### Written task
Each line in the entries below that holds the string "바랍니다" is to be listed.

### Excerpted records
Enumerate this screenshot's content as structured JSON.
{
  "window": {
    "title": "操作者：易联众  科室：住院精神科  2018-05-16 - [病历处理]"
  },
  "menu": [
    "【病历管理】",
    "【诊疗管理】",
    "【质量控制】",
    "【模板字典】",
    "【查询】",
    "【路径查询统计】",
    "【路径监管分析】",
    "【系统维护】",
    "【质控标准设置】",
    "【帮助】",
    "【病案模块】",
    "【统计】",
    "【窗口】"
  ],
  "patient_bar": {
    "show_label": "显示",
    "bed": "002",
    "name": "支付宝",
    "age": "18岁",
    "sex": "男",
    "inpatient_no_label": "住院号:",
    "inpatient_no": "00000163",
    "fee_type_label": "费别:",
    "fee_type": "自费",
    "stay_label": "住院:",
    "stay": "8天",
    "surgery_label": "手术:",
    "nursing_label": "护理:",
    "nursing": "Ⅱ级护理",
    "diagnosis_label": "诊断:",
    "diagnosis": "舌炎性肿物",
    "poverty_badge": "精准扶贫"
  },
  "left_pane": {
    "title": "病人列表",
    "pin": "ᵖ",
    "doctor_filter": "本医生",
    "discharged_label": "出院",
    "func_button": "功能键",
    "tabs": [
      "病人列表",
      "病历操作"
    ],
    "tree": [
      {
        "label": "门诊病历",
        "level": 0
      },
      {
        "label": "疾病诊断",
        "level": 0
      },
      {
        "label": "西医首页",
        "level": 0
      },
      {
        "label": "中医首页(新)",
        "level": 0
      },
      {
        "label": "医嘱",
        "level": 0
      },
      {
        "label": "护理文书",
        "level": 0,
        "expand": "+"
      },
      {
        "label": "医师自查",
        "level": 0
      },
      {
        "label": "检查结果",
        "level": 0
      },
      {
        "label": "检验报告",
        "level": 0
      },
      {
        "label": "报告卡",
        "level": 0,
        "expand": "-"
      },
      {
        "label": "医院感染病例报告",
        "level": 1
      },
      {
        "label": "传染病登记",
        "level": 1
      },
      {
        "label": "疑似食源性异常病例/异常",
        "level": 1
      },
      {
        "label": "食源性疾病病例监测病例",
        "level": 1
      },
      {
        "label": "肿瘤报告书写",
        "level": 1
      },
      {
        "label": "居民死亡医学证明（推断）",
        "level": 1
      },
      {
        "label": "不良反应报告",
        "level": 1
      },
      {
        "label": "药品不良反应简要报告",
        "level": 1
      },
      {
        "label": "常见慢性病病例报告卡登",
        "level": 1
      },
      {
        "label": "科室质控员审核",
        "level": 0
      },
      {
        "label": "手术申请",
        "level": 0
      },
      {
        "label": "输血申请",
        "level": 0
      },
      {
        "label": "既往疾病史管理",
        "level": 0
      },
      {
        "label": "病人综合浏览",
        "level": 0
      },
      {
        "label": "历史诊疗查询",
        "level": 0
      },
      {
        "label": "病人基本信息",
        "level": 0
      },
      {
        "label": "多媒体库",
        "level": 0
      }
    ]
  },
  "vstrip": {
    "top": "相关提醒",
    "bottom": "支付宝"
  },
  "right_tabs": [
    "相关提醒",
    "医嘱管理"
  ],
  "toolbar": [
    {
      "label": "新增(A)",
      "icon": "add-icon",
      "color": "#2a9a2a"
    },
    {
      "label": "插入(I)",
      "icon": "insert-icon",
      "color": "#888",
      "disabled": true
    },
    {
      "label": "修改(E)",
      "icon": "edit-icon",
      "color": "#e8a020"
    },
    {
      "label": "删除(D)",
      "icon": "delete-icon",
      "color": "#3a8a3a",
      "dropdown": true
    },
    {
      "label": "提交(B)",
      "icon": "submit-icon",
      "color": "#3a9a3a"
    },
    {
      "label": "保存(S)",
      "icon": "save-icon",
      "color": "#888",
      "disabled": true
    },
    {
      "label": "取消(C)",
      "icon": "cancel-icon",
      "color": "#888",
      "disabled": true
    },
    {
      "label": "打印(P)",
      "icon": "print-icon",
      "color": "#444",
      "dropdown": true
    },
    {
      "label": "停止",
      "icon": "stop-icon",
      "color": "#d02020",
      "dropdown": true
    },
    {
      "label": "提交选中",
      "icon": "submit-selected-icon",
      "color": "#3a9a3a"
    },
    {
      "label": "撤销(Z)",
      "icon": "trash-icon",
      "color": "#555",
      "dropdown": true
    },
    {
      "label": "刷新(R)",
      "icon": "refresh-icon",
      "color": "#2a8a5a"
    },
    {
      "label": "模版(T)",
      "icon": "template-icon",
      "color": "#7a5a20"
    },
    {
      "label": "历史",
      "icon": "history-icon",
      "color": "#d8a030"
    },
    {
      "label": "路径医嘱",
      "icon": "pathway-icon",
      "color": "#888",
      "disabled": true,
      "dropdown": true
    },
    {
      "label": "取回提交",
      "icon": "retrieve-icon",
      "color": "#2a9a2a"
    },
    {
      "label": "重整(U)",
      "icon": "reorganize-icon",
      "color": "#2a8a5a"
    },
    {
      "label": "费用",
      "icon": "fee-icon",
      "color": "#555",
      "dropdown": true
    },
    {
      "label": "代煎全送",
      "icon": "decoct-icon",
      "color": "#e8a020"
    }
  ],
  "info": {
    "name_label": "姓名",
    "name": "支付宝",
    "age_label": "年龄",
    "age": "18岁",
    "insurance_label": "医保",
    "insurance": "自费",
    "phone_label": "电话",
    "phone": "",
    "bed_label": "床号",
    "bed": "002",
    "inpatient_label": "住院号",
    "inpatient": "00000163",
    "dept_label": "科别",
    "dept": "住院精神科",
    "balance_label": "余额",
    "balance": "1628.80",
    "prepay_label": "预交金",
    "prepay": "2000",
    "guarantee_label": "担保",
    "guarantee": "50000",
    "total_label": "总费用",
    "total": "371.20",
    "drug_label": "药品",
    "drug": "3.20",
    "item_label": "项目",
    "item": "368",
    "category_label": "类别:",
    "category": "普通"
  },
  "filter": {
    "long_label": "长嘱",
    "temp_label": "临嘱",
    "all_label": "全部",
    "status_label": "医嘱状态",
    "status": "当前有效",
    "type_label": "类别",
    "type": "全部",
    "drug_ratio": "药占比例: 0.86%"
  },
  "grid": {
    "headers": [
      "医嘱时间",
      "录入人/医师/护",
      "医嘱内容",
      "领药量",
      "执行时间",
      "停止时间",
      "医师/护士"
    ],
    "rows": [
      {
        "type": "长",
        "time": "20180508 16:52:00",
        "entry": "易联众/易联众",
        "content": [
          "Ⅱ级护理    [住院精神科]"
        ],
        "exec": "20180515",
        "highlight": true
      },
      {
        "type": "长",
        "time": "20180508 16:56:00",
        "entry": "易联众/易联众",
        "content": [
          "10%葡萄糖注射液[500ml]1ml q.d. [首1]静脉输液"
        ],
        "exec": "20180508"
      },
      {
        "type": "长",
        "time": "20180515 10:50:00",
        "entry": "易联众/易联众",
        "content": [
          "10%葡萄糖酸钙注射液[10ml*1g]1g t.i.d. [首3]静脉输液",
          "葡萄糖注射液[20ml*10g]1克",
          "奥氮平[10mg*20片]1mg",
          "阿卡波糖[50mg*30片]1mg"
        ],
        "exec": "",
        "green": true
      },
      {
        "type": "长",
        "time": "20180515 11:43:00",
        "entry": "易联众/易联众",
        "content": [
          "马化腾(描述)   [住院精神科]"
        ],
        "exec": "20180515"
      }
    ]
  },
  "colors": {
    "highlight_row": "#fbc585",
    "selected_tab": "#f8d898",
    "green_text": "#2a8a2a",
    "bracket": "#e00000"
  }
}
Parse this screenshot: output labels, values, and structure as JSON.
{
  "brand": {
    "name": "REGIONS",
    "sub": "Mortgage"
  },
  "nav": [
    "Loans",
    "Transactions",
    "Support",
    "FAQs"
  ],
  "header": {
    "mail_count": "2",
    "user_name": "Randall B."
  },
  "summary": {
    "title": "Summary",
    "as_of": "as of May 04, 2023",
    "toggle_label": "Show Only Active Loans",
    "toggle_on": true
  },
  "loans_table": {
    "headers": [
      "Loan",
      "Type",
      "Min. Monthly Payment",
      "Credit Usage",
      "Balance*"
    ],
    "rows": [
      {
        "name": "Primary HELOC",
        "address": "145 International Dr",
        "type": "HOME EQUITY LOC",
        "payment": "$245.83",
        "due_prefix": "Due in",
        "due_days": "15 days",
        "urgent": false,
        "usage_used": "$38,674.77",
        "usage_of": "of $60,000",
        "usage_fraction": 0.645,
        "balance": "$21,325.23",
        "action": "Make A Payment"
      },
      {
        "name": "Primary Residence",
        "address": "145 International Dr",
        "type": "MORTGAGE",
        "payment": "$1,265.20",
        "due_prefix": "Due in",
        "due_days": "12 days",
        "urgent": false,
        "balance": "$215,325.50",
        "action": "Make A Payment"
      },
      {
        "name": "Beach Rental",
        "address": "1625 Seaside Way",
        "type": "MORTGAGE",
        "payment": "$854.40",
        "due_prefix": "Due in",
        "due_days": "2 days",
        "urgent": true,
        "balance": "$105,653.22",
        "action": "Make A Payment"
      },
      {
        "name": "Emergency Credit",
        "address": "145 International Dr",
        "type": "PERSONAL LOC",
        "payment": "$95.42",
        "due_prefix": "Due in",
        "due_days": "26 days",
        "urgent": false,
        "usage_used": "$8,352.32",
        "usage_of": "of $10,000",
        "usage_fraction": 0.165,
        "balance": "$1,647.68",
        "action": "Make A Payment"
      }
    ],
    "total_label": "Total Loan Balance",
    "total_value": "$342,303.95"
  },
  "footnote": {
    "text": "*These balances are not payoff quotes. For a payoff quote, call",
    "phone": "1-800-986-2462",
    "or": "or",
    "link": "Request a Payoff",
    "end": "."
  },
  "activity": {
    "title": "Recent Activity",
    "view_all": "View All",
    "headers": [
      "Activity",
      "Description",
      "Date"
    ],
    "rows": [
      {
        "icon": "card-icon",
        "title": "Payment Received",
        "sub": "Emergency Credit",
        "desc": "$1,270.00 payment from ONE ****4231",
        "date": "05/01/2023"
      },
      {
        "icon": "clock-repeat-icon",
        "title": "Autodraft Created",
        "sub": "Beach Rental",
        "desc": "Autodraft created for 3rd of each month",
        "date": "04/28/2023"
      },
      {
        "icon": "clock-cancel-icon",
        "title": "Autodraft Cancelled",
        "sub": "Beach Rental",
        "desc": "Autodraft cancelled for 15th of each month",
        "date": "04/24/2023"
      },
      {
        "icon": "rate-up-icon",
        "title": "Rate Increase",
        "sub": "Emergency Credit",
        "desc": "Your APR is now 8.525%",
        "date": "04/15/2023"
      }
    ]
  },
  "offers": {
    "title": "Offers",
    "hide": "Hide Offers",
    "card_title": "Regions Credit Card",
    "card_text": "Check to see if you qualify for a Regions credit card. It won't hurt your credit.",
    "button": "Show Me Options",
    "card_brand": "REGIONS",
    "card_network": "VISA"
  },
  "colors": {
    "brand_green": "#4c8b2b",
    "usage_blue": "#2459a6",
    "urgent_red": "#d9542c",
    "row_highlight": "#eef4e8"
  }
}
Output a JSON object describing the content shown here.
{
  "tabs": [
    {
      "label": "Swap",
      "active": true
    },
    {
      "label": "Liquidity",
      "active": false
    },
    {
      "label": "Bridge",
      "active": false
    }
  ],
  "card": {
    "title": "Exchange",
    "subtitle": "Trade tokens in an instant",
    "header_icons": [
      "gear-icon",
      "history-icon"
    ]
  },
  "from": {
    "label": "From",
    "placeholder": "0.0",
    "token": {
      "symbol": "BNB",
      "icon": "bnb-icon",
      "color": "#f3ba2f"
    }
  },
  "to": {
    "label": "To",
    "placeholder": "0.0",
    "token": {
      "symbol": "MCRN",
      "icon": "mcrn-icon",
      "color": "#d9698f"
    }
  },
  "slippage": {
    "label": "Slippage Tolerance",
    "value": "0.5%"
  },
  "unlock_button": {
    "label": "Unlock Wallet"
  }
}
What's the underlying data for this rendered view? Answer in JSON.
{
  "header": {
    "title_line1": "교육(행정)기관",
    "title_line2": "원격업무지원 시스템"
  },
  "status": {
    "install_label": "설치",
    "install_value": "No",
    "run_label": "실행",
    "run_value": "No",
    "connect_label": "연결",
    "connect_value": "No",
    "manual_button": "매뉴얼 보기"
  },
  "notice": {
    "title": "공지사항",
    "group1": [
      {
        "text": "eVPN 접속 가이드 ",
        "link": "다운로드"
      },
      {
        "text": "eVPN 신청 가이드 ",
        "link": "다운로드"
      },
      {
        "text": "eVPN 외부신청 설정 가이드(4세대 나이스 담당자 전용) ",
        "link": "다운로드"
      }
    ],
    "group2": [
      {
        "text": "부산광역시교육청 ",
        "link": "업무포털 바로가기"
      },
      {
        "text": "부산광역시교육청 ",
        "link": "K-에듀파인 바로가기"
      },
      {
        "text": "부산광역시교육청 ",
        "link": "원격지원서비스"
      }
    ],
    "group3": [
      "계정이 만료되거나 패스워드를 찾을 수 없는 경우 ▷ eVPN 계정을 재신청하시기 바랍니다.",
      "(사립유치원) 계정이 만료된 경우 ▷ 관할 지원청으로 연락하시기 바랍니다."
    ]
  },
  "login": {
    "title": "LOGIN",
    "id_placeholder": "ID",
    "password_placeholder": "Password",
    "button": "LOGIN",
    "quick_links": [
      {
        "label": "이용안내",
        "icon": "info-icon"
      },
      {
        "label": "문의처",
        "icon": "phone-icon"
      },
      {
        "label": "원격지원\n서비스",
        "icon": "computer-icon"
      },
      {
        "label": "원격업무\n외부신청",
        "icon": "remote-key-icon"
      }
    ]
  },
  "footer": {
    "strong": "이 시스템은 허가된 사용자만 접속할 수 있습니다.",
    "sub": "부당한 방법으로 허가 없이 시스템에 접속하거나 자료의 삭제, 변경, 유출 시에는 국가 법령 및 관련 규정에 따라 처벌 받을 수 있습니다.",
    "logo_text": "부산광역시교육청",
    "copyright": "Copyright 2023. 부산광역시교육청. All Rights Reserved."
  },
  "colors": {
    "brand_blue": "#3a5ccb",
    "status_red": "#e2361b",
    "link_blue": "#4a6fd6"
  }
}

### Response for this exercise
      "계정이 만료되거나 패스워드를 찾을 수 없는 경우 ▷ eVPN 계정을 재신청하시기 바랍니다.",
      "(사립유치원) 계정이 만료된 경우 ▷ 관할 지원청으로 연락하시기 바랍니다."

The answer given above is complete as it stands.